Trecho da página
Itaú Unibanco muda IAPP e Contraf-CUT cobra destino da reserva
Mudança na caixa de assistência traz preocupações para os trabalhadores.
A direção do Itaú Unibanco anunciou na última quinta-feira, dia 1º, via portal que o IAPP (Instituto Assistencial Pedro Di Perna) continua, porém as ações não terão mais o foco nos empréstimos. As ações assistidas aos trabalhadores serão voltadas à saúde, lazer e bem-estar.
O benefício que era concedido aos bancários do então Unibanco agora será estendido a todos os funcionários do conglomerado, não havendo mais contribuição mensal a partir de 27 de julho.
"Desde o início da fusão, o banco se mostrou reticente quanto ao IAPP e desejou destituí-lo, porém a Contraf-CUT deixou claro durante as negociações que o futuro do benefício interessava a todos os trabalhadores. Por isso, sempre procuramos a direção da empresa para estudar o tema e discutir o saldo de reserva que ainda há no benefício", afirma Jair Alves, um dos coordenadores da Comissão de Organização dos Empregados (COE Itaú Unibanco), e funcionário do banco. "Ainda cobramos a direção do banco para que nos apresente em reunião o valor da reserva que há no IAPP, o aporte que os funcionários possuem e como será destinado este montante", completa Jair.

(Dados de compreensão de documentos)
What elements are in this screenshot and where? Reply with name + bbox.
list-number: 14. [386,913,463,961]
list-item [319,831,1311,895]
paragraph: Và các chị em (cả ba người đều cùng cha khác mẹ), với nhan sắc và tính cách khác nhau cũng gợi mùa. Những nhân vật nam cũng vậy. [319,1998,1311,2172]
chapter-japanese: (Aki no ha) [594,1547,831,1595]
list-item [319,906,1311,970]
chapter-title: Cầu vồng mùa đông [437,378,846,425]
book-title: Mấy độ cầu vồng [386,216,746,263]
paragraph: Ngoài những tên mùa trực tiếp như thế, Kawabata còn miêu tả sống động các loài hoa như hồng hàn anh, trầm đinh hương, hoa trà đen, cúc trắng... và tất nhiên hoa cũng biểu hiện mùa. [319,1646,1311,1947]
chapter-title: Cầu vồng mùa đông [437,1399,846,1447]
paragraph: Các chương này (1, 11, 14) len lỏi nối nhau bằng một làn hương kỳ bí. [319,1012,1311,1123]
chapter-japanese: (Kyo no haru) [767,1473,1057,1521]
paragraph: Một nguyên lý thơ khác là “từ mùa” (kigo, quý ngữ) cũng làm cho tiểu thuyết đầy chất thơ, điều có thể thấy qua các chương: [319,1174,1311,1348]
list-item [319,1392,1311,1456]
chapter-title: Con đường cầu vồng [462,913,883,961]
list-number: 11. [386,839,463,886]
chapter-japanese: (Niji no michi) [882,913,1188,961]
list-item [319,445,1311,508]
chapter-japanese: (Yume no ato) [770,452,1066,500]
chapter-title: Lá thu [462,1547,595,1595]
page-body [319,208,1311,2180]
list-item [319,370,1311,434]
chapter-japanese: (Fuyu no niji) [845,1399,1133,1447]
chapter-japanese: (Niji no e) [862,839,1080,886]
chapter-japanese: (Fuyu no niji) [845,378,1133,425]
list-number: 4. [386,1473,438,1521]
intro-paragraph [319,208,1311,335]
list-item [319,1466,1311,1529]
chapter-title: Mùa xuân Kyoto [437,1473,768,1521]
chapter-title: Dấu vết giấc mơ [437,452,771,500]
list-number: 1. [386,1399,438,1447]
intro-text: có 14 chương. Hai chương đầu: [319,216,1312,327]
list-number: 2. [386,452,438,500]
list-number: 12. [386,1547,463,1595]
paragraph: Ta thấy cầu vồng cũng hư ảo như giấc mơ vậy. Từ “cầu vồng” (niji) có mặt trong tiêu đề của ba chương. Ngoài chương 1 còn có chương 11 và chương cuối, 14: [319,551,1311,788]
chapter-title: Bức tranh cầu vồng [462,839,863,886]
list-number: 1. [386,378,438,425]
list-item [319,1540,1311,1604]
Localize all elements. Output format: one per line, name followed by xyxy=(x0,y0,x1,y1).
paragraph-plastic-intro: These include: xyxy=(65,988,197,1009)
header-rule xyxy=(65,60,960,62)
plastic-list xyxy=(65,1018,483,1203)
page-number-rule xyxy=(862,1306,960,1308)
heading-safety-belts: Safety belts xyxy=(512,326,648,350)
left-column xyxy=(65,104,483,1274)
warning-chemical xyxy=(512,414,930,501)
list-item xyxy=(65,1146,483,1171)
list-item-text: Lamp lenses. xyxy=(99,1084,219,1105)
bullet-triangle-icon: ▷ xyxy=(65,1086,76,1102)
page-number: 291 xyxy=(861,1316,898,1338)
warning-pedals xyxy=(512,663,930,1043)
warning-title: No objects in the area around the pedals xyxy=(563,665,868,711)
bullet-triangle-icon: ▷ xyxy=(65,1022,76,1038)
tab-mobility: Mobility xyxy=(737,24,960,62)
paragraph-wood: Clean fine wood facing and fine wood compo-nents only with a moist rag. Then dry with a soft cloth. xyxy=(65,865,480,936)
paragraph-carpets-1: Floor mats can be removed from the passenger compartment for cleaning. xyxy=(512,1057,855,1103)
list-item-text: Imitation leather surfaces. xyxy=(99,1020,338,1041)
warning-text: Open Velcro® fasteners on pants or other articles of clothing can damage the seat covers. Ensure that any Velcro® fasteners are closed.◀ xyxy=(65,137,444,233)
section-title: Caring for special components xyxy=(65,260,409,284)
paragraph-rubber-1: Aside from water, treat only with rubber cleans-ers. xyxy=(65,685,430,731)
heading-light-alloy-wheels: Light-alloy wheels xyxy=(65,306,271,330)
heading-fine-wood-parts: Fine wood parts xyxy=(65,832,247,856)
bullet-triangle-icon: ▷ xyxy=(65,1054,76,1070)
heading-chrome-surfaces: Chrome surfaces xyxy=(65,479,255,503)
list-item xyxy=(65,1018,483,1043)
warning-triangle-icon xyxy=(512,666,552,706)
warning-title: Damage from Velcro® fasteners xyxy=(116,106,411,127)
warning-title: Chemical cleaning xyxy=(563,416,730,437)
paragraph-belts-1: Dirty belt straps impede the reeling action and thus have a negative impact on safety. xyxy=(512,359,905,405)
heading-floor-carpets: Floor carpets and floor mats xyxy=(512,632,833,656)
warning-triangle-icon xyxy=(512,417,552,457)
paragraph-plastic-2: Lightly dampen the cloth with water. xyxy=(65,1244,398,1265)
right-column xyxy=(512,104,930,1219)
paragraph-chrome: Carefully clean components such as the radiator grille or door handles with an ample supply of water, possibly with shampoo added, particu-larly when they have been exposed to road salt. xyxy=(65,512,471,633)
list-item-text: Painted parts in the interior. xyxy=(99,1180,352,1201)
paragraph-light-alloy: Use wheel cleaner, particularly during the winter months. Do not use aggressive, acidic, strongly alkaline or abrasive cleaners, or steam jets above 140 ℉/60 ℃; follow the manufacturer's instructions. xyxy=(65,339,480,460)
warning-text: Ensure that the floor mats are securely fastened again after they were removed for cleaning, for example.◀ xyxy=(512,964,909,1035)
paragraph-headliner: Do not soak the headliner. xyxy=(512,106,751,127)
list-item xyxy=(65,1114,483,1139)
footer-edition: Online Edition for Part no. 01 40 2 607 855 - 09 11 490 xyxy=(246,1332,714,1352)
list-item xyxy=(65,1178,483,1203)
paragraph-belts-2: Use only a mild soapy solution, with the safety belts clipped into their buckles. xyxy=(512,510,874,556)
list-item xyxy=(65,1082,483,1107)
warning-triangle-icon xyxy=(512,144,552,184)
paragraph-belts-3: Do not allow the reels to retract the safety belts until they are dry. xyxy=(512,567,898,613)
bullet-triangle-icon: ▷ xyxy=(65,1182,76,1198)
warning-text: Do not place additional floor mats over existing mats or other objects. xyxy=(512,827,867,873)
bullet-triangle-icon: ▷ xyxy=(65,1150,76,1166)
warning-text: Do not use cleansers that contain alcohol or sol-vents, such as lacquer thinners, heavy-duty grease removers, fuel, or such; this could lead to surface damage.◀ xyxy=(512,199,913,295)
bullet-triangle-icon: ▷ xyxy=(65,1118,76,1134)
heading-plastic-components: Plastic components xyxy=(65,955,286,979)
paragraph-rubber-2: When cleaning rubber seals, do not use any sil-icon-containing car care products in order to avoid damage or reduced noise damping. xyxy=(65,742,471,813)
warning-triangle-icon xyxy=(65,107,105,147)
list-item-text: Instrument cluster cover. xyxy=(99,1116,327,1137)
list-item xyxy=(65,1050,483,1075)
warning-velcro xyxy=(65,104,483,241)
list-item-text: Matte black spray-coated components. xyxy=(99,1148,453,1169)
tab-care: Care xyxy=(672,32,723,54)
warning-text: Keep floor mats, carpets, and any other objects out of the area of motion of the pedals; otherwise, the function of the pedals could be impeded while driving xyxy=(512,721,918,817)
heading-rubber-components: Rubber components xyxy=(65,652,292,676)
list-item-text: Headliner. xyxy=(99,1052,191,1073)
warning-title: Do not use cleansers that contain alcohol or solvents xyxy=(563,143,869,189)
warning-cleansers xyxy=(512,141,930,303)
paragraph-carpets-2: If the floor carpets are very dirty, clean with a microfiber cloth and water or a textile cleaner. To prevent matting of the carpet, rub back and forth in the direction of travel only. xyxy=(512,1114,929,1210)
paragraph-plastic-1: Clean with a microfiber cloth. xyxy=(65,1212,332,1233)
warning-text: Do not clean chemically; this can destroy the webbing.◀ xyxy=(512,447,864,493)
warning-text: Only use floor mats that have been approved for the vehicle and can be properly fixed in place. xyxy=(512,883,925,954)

Questões do material
• A. No texto sobre o IAPP, reescreva o trecho entre "A direção do Itaú" e "27 de julho.", inclusive, trocando "bem-estar" por "qualidade de vida".
• B. Reescreva em forma de lista, sem perder os fatos principais, o parágrafo do texto sobre o IAPP que começa com "A direção do Itaú Unibanco anunciou".

Respostas das tarefas
• A.
A direção do Itaú Unibanco anunciou na última quinta-feira, dia 1º, via portal que o IAPP (Instituto Assistencial Pedro Di Perna) continua, porém as ações não terão mais o foco nos empréstimos. As ações assistidas aos trabalhadores serão voltadas à saúde, lazer e qualidade de vida.
O benefício que era concedido aos bancários do então Unibanco agora será estendido a todos os funcionários do conglomerado, não havendo mais contribuição mensal a partir de 27 de julho.

• B.
- A direção do Itaú Unibanco fez o anúncio pelo portal na última quinta-feira, dia 1º.
- O IAPP (Instituto Assistencial Pedro Di Perna) continua.
- As ações deixam de ter foco nos empréstimos.
- As ações para os trabalhadores passam a ser voltadas à saúde, ao lazer e ao bem-estar.